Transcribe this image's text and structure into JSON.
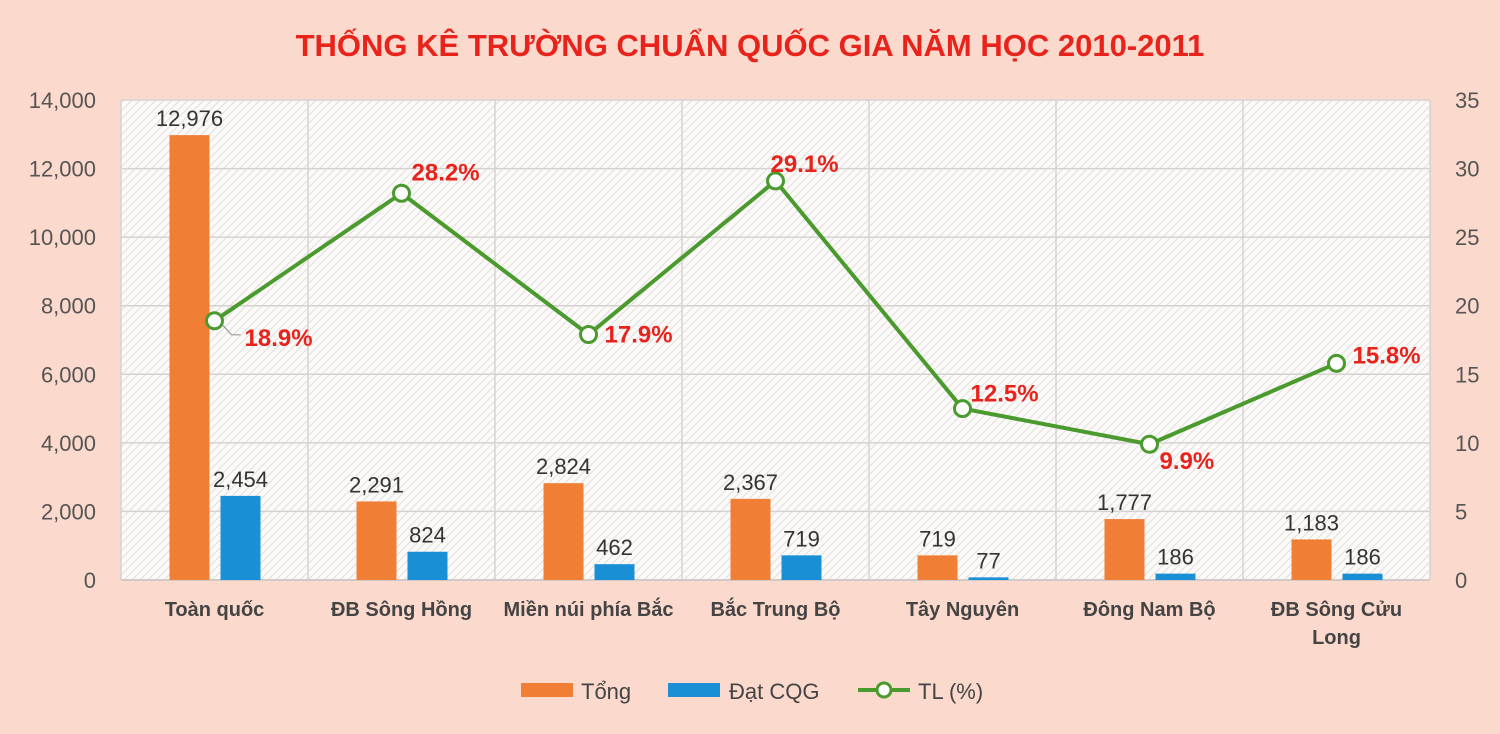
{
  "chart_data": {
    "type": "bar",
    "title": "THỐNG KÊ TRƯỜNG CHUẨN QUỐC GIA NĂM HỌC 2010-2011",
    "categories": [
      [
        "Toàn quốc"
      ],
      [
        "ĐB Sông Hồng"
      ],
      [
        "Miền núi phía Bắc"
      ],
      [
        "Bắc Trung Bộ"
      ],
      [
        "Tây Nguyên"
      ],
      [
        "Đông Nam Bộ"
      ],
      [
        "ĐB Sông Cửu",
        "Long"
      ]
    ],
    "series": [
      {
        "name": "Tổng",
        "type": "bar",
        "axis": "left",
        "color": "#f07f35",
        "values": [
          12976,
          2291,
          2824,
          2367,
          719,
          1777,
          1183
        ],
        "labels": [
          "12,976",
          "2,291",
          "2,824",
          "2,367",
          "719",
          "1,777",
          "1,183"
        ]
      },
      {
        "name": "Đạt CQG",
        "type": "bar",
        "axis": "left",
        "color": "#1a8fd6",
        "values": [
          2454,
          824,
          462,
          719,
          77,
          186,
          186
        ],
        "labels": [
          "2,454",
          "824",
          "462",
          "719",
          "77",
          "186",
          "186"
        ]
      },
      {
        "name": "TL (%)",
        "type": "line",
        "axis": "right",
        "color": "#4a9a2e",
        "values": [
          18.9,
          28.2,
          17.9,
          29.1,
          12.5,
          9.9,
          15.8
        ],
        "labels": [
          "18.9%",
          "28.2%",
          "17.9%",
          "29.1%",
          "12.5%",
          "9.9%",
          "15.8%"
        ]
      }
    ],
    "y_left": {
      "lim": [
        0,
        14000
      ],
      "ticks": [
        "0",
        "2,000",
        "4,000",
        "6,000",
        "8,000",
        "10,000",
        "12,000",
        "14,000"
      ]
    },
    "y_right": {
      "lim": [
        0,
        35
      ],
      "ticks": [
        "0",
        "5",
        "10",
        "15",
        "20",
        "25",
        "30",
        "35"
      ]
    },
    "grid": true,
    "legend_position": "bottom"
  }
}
== == ==
• _Brief_:
Your copy of the data should match it exactly, except that pictures are left out.

• _Full response_:
Transcribe this image's text and structure into JSON.
{
  "chart_data": {
    "type": "bar",
    "title": "THỐNG KÊ TRƯỜNG CHUẨN QUỐC GIA NĂM HỌC 2010-2011",
    "categories": [
      [
        "Toàn quốc"
      ],
      [
        "ĐB Sông Hồng"
      ],
      [
        "Miền núi phía Bắc"
      ],
      [
        "Bắc Trung Bộ"
      ],
      [
        "Tây Nguyên"
      ],
      [
        "Đông Nam Bộ"
      ],
      [
        "ĐB Sông Cửu",
        "Long"
      ]
    ],
    "series": [
      {
        "name": "Tổng",
        "type": "bar",
        "axis": "left",
        "color": "#f07f35",
        "values": [
          12976,
          2291,
          2824,
          2367,
          719,
          1777,
          1183
        ],
        "labels": [
          "12,976",
          "2,291",
          "2,824",
          "2,367",
          "719",
          "1,777",
          "1,183"
        ]
      },
      {
        "name": "Đạt CQG",
        "type": "bar",
        "axis": "left",
        "color": "#1a8fd6",
        "values": [
          2454,
          824,
          462,
          719,
          77,
          186,
          186
        ],
        "labels": [
          "2,454",
          "824",
          "462",
          "719",
          "77",
          "186",
          "186"
        ]
      },
      {
        "name": "TL (%)",
        "type": "line",
        "axis": "right",
        "color": "#4a9a2e",
        "values": [
          18.9,
          28.2,
          17.9,
          29.1,
          12.5,
          9.9,
          15.8
        ],
        "labels": [
          "18.9%",
          "28.2%",
          "17.9%",
          "29.1%",
          "12.5%",
          "9.9%",
          "15.8%"
        ]
      }
    ],
    "y_left": {
      "lim": [
        0,
        14000
      ],
      "ticks": [
        "0",
        "2,000",
        "4,000",
        "6,000",
        "8,000",
        "10,000",
        "12,000",
        "14,000"
      ]
    },
    "y_right": {
      "lim": [
        0,
        35
      ],
      "ticks": [
        "0",
        "5",
        "10",
        "15",
        "20",
        "25",
        "30",
        "35"
      ]
    },
    "grid": true,
    "legend_position": "bottom"
  }
}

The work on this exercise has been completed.